— AIM —
Transcribe each record below word for word.

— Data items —
↓↓↓
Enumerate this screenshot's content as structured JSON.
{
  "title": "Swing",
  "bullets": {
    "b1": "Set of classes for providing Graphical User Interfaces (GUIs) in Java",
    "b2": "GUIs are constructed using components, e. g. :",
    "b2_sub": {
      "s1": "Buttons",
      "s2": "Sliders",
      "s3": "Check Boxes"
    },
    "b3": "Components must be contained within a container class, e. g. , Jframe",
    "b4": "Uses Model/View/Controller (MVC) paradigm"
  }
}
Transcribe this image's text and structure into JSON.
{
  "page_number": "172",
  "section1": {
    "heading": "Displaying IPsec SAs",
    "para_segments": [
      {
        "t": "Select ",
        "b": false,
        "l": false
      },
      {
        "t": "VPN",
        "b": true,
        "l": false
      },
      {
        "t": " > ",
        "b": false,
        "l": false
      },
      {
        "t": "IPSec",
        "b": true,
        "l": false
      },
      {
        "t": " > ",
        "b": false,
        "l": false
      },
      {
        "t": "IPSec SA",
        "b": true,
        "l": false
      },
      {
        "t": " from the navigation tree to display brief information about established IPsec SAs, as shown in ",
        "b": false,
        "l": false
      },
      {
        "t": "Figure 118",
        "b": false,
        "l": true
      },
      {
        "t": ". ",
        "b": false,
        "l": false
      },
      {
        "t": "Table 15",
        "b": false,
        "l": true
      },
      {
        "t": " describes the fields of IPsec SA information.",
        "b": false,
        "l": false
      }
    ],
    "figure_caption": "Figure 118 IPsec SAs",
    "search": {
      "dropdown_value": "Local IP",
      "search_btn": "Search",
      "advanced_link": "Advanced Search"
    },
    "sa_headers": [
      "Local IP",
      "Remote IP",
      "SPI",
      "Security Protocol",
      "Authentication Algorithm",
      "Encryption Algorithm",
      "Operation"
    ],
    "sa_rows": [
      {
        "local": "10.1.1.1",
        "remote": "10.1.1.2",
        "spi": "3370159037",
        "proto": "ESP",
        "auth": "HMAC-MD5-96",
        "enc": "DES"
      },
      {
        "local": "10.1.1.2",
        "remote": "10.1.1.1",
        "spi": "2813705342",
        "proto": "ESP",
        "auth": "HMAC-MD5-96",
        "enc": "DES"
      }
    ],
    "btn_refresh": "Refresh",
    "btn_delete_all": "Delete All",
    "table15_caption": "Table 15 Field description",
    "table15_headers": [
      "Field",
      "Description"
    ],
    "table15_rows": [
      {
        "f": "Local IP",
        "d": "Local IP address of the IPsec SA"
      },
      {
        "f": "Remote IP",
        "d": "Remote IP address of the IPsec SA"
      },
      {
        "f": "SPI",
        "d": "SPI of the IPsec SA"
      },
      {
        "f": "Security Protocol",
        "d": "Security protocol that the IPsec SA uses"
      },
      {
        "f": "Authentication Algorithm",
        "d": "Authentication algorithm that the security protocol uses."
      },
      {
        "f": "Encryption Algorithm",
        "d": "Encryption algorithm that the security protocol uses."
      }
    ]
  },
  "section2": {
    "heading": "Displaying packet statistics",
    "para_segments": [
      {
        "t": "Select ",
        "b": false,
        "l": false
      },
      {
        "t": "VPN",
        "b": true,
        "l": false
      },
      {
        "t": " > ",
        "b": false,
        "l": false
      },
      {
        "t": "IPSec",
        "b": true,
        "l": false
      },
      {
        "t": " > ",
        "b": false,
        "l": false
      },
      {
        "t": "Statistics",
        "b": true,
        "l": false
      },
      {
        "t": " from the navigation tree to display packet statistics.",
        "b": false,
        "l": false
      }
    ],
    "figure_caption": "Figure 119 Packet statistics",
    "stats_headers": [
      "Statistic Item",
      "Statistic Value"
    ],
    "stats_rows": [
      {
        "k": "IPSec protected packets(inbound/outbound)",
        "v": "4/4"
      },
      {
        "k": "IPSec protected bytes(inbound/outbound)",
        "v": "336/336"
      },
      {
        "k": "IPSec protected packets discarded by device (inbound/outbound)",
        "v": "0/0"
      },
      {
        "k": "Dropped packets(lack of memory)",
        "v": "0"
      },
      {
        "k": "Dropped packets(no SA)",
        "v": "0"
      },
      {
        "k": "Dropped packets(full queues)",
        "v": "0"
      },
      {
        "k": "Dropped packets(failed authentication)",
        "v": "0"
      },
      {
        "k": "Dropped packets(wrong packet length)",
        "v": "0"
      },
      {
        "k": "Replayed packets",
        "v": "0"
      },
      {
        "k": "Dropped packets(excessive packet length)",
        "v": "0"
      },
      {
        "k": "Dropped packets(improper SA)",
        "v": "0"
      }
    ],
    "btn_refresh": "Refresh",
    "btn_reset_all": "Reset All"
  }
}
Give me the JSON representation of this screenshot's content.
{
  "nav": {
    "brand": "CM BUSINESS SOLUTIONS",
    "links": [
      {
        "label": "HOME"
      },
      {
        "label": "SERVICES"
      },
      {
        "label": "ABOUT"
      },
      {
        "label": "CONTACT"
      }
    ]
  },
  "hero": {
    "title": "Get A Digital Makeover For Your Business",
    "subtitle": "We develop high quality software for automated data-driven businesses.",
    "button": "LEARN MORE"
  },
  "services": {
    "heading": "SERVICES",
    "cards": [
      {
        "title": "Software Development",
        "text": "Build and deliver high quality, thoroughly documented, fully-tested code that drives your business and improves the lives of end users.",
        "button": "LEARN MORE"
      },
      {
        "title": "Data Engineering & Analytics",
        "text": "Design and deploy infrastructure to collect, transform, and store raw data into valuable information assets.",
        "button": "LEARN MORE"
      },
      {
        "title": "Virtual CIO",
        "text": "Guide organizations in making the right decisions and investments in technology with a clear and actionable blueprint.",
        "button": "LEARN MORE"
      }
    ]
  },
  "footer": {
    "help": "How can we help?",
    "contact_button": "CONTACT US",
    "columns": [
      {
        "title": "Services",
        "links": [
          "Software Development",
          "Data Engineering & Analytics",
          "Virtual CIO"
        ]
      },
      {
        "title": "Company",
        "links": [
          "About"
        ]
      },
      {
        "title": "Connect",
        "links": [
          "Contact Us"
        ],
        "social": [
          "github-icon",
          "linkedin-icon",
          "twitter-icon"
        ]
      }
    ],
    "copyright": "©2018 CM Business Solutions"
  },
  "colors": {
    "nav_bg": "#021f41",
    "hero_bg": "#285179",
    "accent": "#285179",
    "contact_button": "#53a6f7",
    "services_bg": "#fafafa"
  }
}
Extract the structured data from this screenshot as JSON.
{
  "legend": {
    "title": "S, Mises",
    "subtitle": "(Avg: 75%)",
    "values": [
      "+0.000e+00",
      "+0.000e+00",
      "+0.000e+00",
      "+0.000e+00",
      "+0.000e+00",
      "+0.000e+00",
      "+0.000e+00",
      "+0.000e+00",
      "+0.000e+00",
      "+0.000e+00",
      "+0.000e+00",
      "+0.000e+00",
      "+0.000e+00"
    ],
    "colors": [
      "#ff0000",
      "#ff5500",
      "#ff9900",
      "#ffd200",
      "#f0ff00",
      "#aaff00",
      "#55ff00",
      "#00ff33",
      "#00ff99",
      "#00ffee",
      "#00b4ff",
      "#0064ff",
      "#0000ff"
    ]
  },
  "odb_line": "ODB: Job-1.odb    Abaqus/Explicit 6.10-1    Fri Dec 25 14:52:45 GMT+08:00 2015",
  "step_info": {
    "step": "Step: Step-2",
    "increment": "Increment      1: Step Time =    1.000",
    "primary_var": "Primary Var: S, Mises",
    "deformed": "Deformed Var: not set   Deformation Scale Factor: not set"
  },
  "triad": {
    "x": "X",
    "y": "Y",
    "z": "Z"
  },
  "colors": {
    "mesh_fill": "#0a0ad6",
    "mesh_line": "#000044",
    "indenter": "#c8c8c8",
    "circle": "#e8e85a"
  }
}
↑↑↑
— SOLUTION —
Enumerate this screenshot's content as structured JSON.
{
  "title": "Swing",
  "bullets": {
    "b1": "Set of classes for providing Graphical User Interfaces (GUIs) in Java",
    "b2": "GUIs are constructed using components, e. g. :",
    "b2_sub": {
      "s1": "Buttons",
      "s2": "Sliders",
      "s3": "Check Boxes"
    },
    "b3": "Components must be contained within a container class, e. g. , Jframe",
    "b4": "Uses Model/View/Controller (MVC) paradigm"
  }
}
Transcribe this image's text and structure into JSON.
{
  "page_number": "172",
  "section1": {
    "heading": "Displaying IPsec SAs",
    "para_segments": [
      {
        "t": "Select ",
        "b": false,
        "l": false
      },
      {
        "t": "VPN",
        "b": true,
        "l": false
      },
      {
        "t": " > ",
        "b": false,
        "l": false
      },
      {
        "t": "IPSec",
        "b": true,
        "l": false
      },
      {
        "t": " > ",
        "b": false,
        "l": false
      },
      {
        "t": "IPSec SA",
        "b": true,
        "l": false
      },
      {
        "t": " from the navigation tree to display brief information about established IPsec SAs, as shown in ",
        "b": false,
        "l": false
      },
      {
        "t": "Figure 118",
        "b": false,
        "l": true
      },
      {
        "t": ". ",
        "b": false,
        "l": false
      },
      {
        "t": "Table 15",
        "b": false,
        "l": true
      },
      {
        "t": " describes the fields of IPsec SA information.",
        "b": false,
        "l": false
      }
    ],
    "figure_caption": "Figure 118 IPsec SAs",
    "search": {
      "dropdown_value": "Local IP",
      "search_btn": "Search",
      "advanced_link": "Advanced Search"
    },
    "sa_headers": [
      "Local IP",
      "Remote IP",
      "SPI",
      "Security Protocol",
      "Authentication Algorithm",
      "Encryption Algorithm",
      "Operation"
    ],
    "sa_rows": [
      {
        "local": "10.1.1.1",
        "remote": "10.1.1.2",
        "spi": "3370159037",
        "proto": "ESP",
        "auth": "HMAC-MD5-96",
        "enc": "DES"
      },
      {
        "local": "10.1.1.2",
        "remote": "10.1.1.1",
        "spi": "2813705342",
        "proto": "ESP",
        "auth": "HMAC-MD5-96",
        "enc": "DES"
      }
    ],
    "btn_refresh": "Refresh",
    "btn_delete_all": "Delete All",
    "table15_caption": "Table 15 Field description",
    "table15_headers": [
      "Field",
      "Description"
    ],
    "table15_rows": [
      {
        "f": "Local IP",
        "d": "Local IP address of the IPsec SA"
      },
      {
        "f": "Remote IP",
        "d": "Remote IP address of the IPsec SA"
      },
      {
        "f": "SPI",
        "d": "SPI of the IPsec SA"
      },
      {
        "f": "Security Protocol",
        "d": "Security protocol that the IPsec SA uses"
      },
      {
        "f": "Authentication Algorithm",
        "d": "Authentication algorithm that the security protocol uses."
      },
      {
        "f": "Encryption Algorithm",
        "d": "Encryption algorithm that the security protocol uses."
      }
    ]
  },
  "section2": {
    "heading": "Displaying packet statistics",
    "para_segments": [
      {
        "t": "Select ",
        "b": false,
        "l": false
      },
      {
        "t": "VPN",
        "b": true,
        "l": false
      },
      {
        "t": " > ",
        "b": false,
        "l": false
      },
      {
        "t": "IPSec",
        "b": true,
        "l": false
      },
      {
        "t": " > ",
        "b": false,
        "l": false
      },
      {
        "t": "Statistics",
        "b": true,
        "l": false
      },
      {
        "t": " from the navigation tree to display packet statistics.",
        "b": false,
        "l": false
      }
    ],
    "figure_caption": "Figure 119 Packet statistics",
    "stats_headers": [
      "Statistic Item",
      "Statistic Value"
    ],
    "stats_rows": [
      {
        "k": "IPSec protected packets(inbound/outbound)",
        "v": "4/4"
      },
      {
        "k": "IPSec protected bytes(inbound/outbound)",
        "v": "336/336"
      },
      {
        "k": "IPSec protected packets discarded by device (inbound/outbound)",
        "v": "0/0"
      },
      {
        "k": "Dropped packets(lack of memory)",
        "v": "0"
      },
      {
        "k": "Dropped packets(no SA)",
        "v": "0"
      },
      {
        "k": "Dropped packets(full queues)",
        "v": "0"
      },
      {
        "k": "Dropped packets(failed authentication)",
        "v": "0"
      },
      {
        "k": "Dropped packets(wrong packet length)",
        "v": "0"
      },
      {
        "k": "Replayed packets",
        "v": "0"
      },
      {
        "k": "Dropped packets(excessive packet length)",
        "v": "0"
      },
      {
        "k": "Dropped packets(improper SA)",
        "v": "0"
      }
    ],
    "btn_refresh": "Refresh",
    "btn_reset_all": "Reset All"
  }
}
Give me the JSON representation of this screenshot's content.
{
  "nav": {
    "brand": "CM BUSINESS SOLUTIONS",
    "links": [
      {
        "label": "HOME"
      },
      {
        "label": "SERVICES"
      },
      {
        "label": "ABOUT"
      },
      {
        "label": "CONTACT"
      }
    ]
  },
  "hero": {
    "title": "Get A Digital Makeover For Your Business",
    "subtitle": "We develop high quality software for automated data-driven businesses.",
    "button": "LEARN MORE"
  },
  "services": {
    "heading": "SERVICES",
    "cards": [
      {
        "title": "Software Development",
        "text": "Build and deliver high quality, thoroughly documented, fully-tested code that drives your business and improves the lives of end users.",
        "button": "LEARN MORE"
      },
      {
        "title": "Data Engineering & Analytics",
        "text": "Design and deploy infrastructure to collect, transform, and store raw data into valuable information assets.",
        "button": "LEARN MORE"
      },
      {
        "title": "Virtual CIO",
        "text": "Guide organizations in making the right decisions and investments in technology with a clear and actionable blueprint.",
        "button": "LEARN MORE"
      }
    ]
  },
  "footer": {
    "help": "How can we help?",
    "contact_button": "CONTACT US",
    "columns": [
      {
        "title": "Services",
        "links": [
          "Software Development",
          "Data Engineering & Analytics",
          "Virtual CIO"
        ]
      },
      {
        "title": "Company",
        "links": [
          "About"
        ]
      },
      {
        "title": "Connect",
        "links": [
          "Contact Us"
        ],
        "social": [
          "github-icon",
          "linkedin-icon",
          "twitter-icon"
        ]
      }
    ],
    "copyright": "©2018 CM Business Solutions"
  },
  "colors": {
    "nav_bg": "#021f41",
    "hero_bg": "#285179",
    "accent": "#285179",
    "contact_button": "#53a6f7",
    "services_bg": "#fafafa"
  }
}
Extract the structured data from this screenshot as JSON.
{
  "legend": {
    "title": "S, Mises",
    "subtitle": "(Avg: 75%)",
    "values": [
      "+0.000e+00",
      "+0.000e+00",
      "+0.000e+00",
      "+0.000e+00",
      "+0.000e+00",
      "+0.000e+00",
      "+0.000e+00",
      "+0.000e+00",
      "+0.000e+00",
      "+0.000e+00",
      "+0.000e+00",
      "+0.000e+00",
      "+0.000e+00"
    ],
    "colors": [
      "#ff0000",
      "#ff5500",
      "#ff9900",
      "#ffd200",
      "#f0ff00",
      "#aaff00",
      "#55ff00",
      "#00ff33",
      "#00ff99",
      "#00ffee",
      "#00b4ff",
      "#0064ff",
      "#0000ff"
    ]
  },
  "odb_line": "ODB: Job-1.odb    Abaqus/Explicit 6.10-1    Fri Dec 25 14:52:45 GMT+08:00 2015",
  "step_info": {
    "step": "Step: Step-2",
    "increment": "Increment      1: Step Time =    1.000",
    "primary_var": "Primary Var: S, Mises",
    "deformed": "Deformed Var: not set   Deformation Scale Factor: not set"
  },
  "triad": {
    "x": "X",
    "y": "Y",
    "z": "Z"
  },
  "colors": {
    "mesh_fill": "#0a0ad6",
    "mesh_line": "#000044",
    "indenter": "#c8c8c8",
    "circle": "#e8e85a"
  }
}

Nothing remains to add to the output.